Job: Each line that includes "company" counts once; give the total and nothing besides.

======== Records for this exercise

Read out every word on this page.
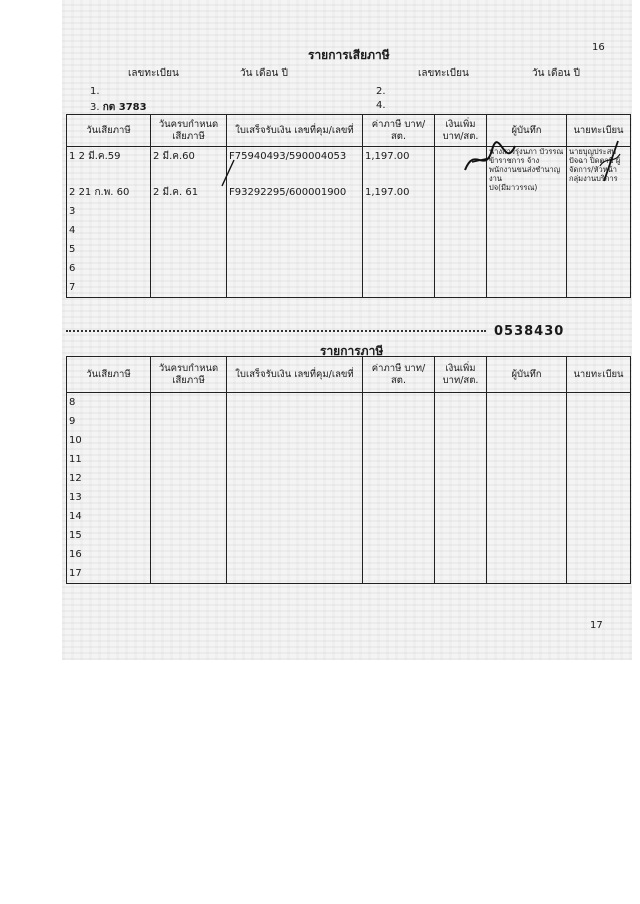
16
รายการเสียภาษี
เลขทะเบียน	วัน เดือน ปี	เลขทะเบียน	วัน เดือน ปี
1.	2.
3. กต 3783	4.
วันเสียภาษี	วันครบกำหนดเสียภาษี	ใบเสร็จรับเงิน เลขที่คุม/เลขที่	ค่าภาษี บาท/สต.	เงินเพิ่ม บาท/สต.	ผู้บันทึก	นายทะเบียน
1 2 มี.ค.59	2 มี.ค.60	F75940493/590004053	1,197.00		นางสาวรุ่งนภา บัวรรณ ข้าราชการ จ้างพนักงานขนส่งชำนาญงาน	นายบุญประสบ ปัจฉา ปิดตามี ผู้จัดการ/หัวหน้ากลุ่มงานบริการ
2 21 ก.พ. 60	2 มี.ค. 61	F93292295/600001900	1,197.00		ปจ(มีมาวรรณ)	
3						
4						
5						
6						
7						
0538430
รายการภาษี
วันเสียภาษี	วันครบกำหนดเสียภาษี	ใบเสร็จรับเงิน เลขที่คุม/เลขที่	ค่าภาษี บาท/สต.	เงินเพิ่ม บาท/สต.	ผู้บันทึก	นายทะเบียน
8						
9						
10						
11						
12						
13						
14						
15						
16						
17						
17
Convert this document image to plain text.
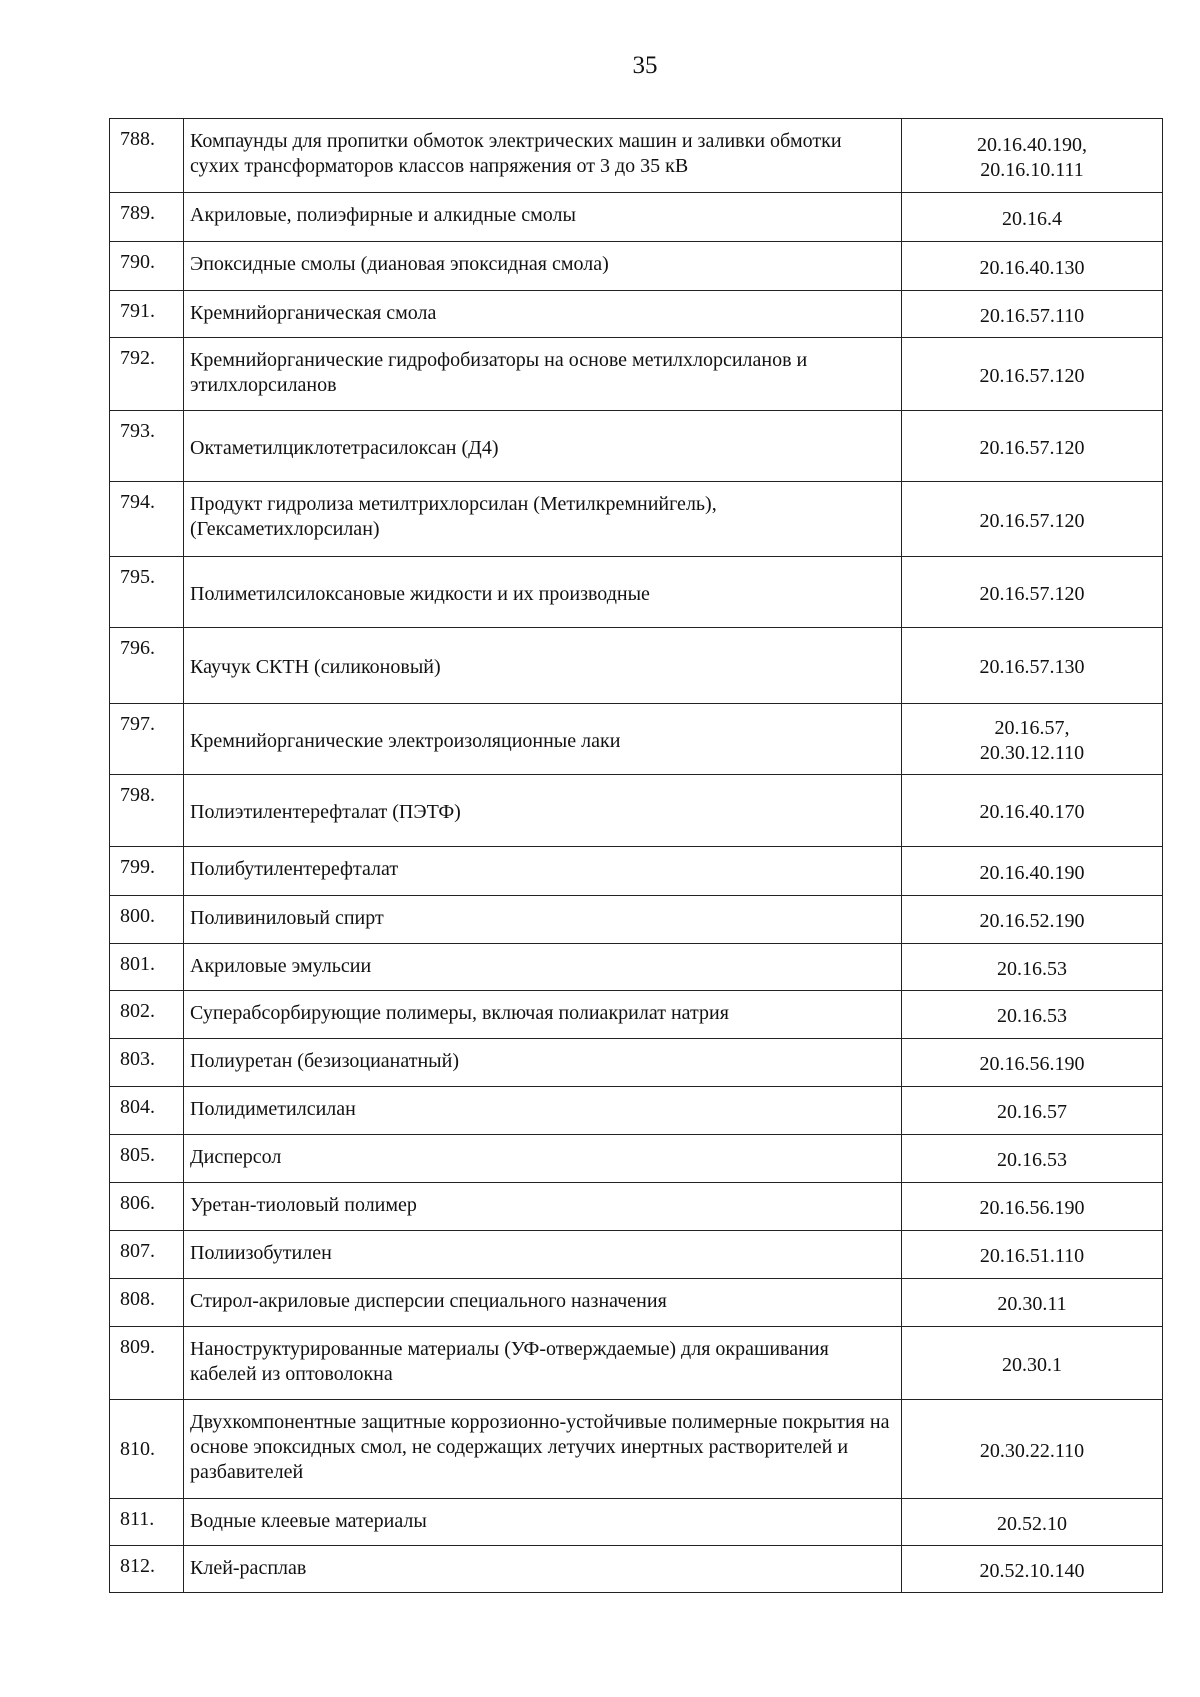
35
788.	Компаунды для пропитки обмоток электрических машин и заливки обмотки сухих трансформаторов классов напряжения от 3 до 35 кВ	20.16.40.190,
20.16.10.111
789.	Акриловые, полиэфирные и алкидные смолы	20.16.4
790.	Эпоксидные смолы (диановая эпоксидная смола)	20.16.40.130
791.	Кремнийорганическая смола	20.16.57.110
792.	Кремнийорганические гидрофобизаторы на основе метилхлорсиланов и этилхлорсиланов	20.16.57.120
793.	Октаметилциклотетрасилоксан (Д4)	20.16.57.120
794.	Продукт гидролиза метилтрихлорсилан (Метилкремнийгель), (Гексаметихлорсилан)	20.16.57.120
795.	Полиметилсилоксановые жидкости и их производные	20.16.57.120
796.	Каучук СКТН (силиконовый)	20.16.57.130
797.	Кремнийорганические электроизоляционные лаки	20.16.57,
20.30.12.110
798.	Полиэтилентерефталат (ПЭТФ)	20.16.40.170
799.	Полибутилентерефталат	20.16.40.190
800.	Поливиниловый спирт	20.16.52.190
801.	Акриловые эмульсии	20.16.53
802.	Суперабсорбирующие полимеры, включая полиакрилат натрия	20.16.53
803.	Полиуретан (безизоцианатный)	20.16.56.190
804.	Полидиметилсилан	20.16.57
805.	Дисперсол	20.16.53
806.	Уретан-тиоловый полимер	20.16.56.190
807.	Полиизобутилен	20.16.51.110
808.	Стирол-акриловые дисперсии специального назначения	20.30.11
809.	Наноструктурированные материалы (УФ-отверждаемые) для окрашивания кабелей из оптоволокна	20.30.1
810.	Двухкомпонентные защитные коррозионно-устойчивые полимерные покрытия на основе эпоксидных смол, не содержащих летучих инертных растворителей и разбавителей	20.30.22.110
811.	Водные клеевые материалы	20.52.10
812.	Клей-расплав	20.52.10.140
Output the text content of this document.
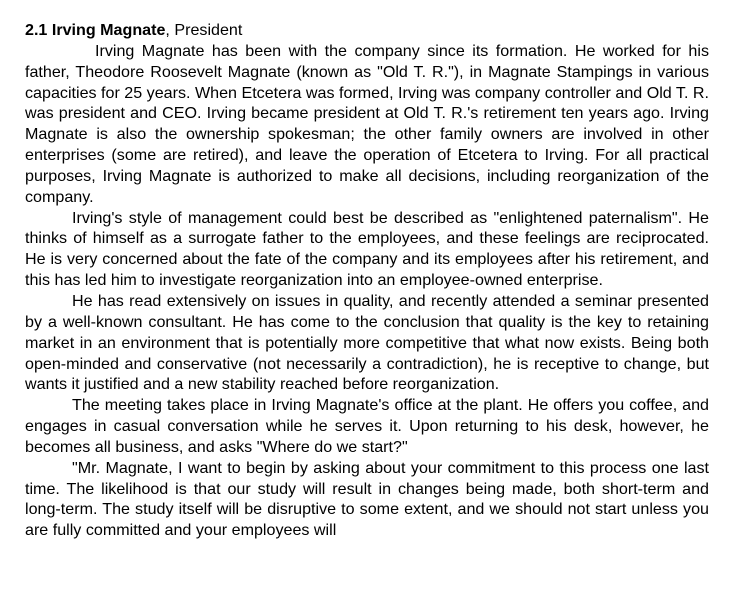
2.1 Irving Magnate, President

Irving Magnate has been with the company since its formation. He worked for his father, Theodore Roosevelt Magnate (known as "Old T. R."), in Magnate Stampings in various capacities for 25 years. When Etcetera was formed, Irving was company controller and Old T. R. was president and CEO. Irving became president at Old T. R.'s retirement ten years ago. Irving Magnate is also the ownership spokesman; the other family owners are involved in other enterprises (some are retired), and leave the operation of Etcetera to Irving. For all practical purposes, Irving Magnate is authorized to make all decisions, including reorganization of the company.

Irving's style of management could best be described as "enlightened paternalism". He thinks of himself as a surrogate father to the employees, and these feelings are reciprocated. He is very concerned about the fate of the company and its employees after his retirement, and this has led him to investigate reorganization into an employee-owned enterprise.

He has read extensively on issues in quality, and recently attended a seminar presented by a well-known consultant. He has come to the conclusion that quality is the key to retaining market in an environment that is potentially more competitive that what now exists. Being both open-minded and conservative (not necessarily a contradiction), he is receptive to change, but wants it justified and a new stability reached before reorganization.

The meeting takes place in Irving Magnate's office at the plant. He offers you coffee, and engages in casual conversation while he serves it. Upon returning to his desk, however, he becomes all business, and asks "Where do we start?"

"Mr. Magnate, I want to begin by asking about your commitment to this process one last time. The likelihood is that our study will result in changes being made, both short-term and long-term. The study itself will be disruptive to some extent, and we should not start unless you are fully committed and your employees will
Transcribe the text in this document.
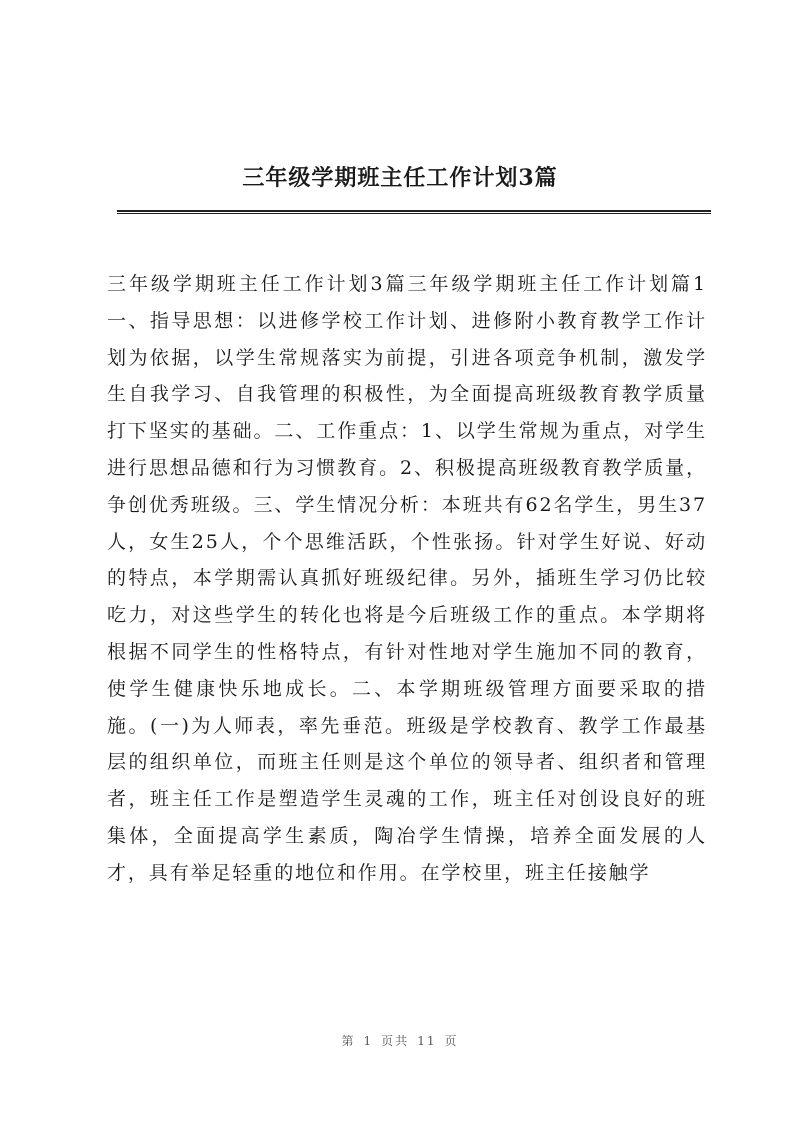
三年级学期班主任工作计划3篇

三年级学期班主任工作计划3篇三年级学期班主任工作计划篇1一、指导思想：以进修学校工作计划、进修附小教育教学工作计划为依据，以学生常规落实为前提，引进各项竞争机制，激发学生自我学习、自我管理的积极性，为全面提高班级教育教学质量打下坚实的基础。二、工作重点：1、以学生常规为重点，对学生进行思想品德和行为习惯教育。2、积极提高班级教育教学质量，争创优秀班级。三、学生情况分析：本班共有62名学生，男生37人，女生25人，个个思维活跃，个性张扬。针对学生好说、好动的特点，本学期需认真抓好班级纪律。另外，插班生学习仍比较吃力，对这些学生的转化也将是今后班级工作的重点。本学期将根据不同学生的性格特点，有针对性地对学生施加不同的教育，使学生健康快乐地成长。二、本学期班级管理方面要采取的措施。(一)为人师表，率先垂范。班级是学校教育、教学工作最基层的组织单位，而班主任则是这个单位的领导者、组织者和管理者，班主任工作是塑造学生灵魂的工作，班主任对创设良好的班集体，全面提高学生素质，陶冶学生情操，培养全面发展的人才，具有举足轻重的地位和作用。在学校里，班主任接触学

第 1 页共 11 页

================

Task result: 2